* EXERCISE PROMPT:
Answer with one number: how many lines hold "Assignment".

* MATERIAL FOR THE TASK:
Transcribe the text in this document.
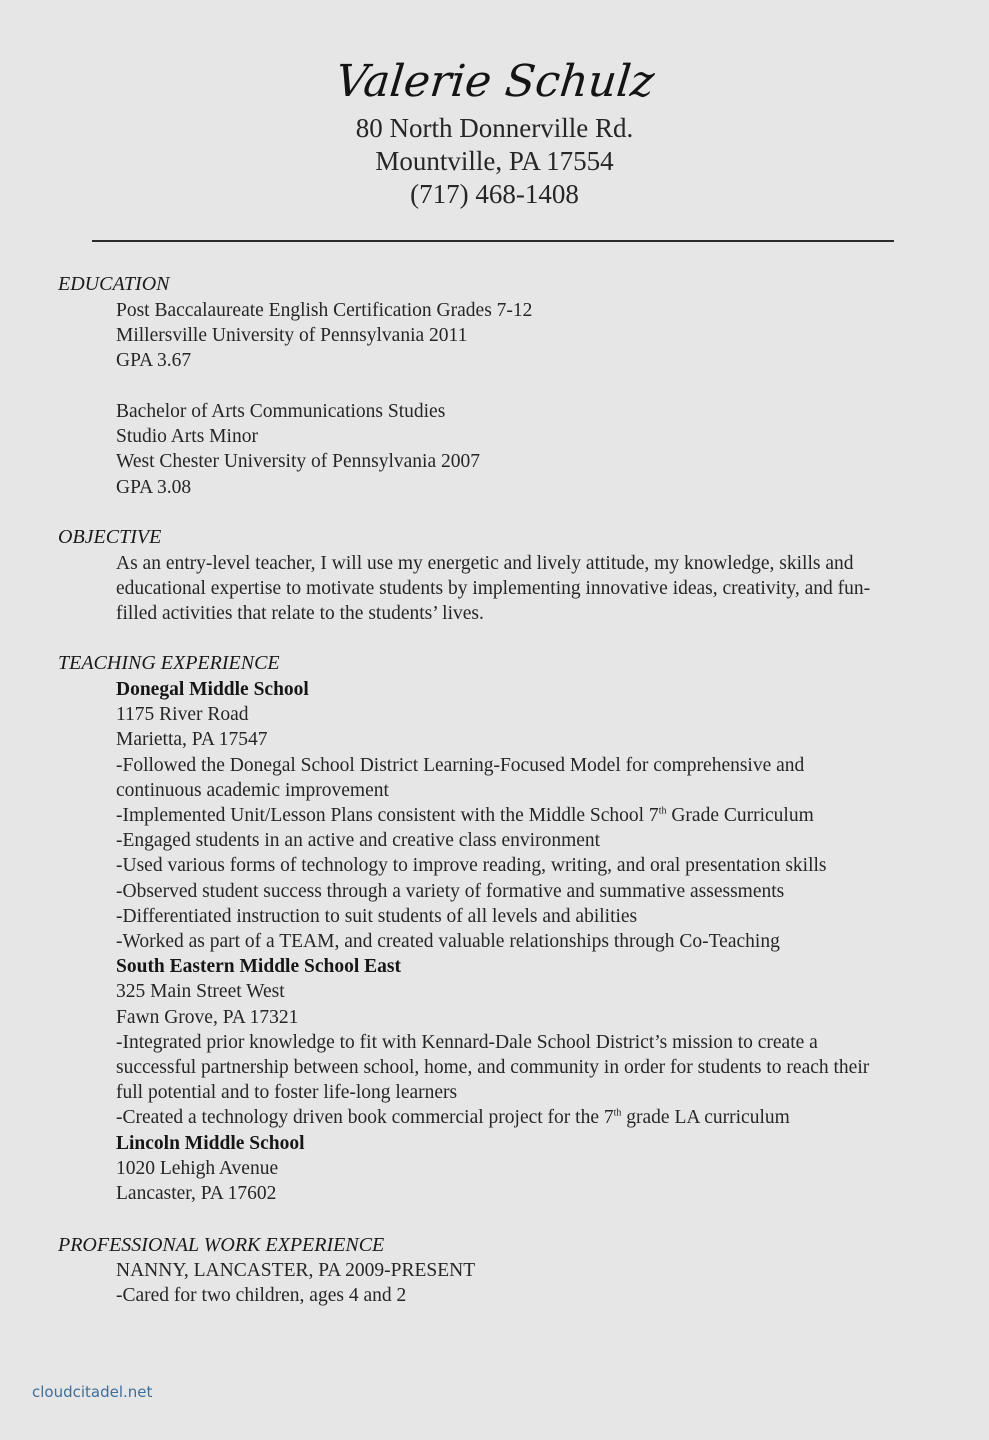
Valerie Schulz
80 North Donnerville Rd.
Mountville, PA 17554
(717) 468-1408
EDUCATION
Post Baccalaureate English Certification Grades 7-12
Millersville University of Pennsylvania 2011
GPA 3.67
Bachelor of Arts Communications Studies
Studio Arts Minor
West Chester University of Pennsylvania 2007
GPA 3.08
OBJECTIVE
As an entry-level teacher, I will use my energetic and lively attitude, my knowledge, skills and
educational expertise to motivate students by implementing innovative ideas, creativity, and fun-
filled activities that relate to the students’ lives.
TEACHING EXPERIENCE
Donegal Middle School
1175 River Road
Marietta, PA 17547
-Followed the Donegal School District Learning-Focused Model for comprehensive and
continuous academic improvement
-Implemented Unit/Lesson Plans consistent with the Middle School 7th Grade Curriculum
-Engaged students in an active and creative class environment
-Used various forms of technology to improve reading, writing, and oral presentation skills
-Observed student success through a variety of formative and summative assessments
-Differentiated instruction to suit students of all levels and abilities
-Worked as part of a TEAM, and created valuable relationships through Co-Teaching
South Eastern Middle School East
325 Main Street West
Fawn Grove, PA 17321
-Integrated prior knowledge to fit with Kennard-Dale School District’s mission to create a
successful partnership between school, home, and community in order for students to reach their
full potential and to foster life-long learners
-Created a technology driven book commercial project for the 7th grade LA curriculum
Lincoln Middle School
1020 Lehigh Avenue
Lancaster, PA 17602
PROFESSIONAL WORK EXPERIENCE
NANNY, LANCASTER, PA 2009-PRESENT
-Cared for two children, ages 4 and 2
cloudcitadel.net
---
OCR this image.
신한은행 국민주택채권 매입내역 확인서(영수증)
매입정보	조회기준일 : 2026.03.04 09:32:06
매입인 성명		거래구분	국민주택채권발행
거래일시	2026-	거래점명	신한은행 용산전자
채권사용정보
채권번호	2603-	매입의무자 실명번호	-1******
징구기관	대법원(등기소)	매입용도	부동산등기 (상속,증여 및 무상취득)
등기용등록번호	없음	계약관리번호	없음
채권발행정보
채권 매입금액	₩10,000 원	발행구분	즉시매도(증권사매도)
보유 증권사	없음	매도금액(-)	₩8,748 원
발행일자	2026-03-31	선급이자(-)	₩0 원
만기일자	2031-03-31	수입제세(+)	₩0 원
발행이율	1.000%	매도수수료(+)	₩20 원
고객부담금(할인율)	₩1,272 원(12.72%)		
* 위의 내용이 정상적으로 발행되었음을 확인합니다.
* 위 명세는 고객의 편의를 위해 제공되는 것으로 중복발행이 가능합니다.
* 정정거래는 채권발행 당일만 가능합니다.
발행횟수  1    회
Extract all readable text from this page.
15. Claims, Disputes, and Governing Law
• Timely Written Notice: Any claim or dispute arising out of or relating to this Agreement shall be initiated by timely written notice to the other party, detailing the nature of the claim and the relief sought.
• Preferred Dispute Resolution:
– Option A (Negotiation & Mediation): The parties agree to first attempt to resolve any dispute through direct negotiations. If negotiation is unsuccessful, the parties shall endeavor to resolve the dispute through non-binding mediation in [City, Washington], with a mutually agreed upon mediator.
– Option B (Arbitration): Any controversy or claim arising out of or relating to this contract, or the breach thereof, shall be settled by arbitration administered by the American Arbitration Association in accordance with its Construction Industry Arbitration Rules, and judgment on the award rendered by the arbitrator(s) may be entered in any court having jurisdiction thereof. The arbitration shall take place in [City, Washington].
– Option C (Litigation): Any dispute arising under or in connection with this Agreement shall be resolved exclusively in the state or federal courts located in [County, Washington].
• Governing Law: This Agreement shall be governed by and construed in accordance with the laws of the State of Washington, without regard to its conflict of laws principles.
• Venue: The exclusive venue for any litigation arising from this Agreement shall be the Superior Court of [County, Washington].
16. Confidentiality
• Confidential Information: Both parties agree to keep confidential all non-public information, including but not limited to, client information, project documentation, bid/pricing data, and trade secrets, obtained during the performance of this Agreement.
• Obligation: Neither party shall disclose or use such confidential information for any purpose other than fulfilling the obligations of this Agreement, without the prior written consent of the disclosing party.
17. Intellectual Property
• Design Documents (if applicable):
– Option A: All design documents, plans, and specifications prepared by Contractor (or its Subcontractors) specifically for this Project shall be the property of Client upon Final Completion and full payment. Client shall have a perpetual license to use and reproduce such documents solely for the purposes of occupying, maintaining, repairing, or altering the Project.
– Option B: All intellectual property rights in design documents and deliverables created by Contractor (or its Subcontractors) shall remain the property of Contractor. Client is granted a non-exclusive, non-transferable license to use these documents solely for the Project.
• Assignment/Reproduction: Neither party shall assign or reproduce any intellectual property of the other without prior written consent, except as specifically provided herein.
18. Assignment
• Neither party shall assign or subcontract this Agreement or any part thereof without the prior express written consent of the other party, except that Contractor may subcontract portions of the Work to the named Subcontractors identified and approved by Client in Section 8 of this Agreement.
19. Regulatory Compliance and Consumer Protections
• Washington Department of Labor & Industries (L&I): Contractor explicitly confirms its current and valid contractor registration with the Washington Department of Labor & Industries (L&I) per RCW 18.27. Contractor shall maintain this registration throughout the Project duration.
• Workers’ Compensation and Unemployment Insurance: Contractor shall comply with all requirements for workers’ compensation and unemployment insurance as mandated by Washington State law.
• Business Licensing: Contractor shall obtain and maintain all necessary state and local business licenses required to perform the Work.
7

* THE OUTPUT:
2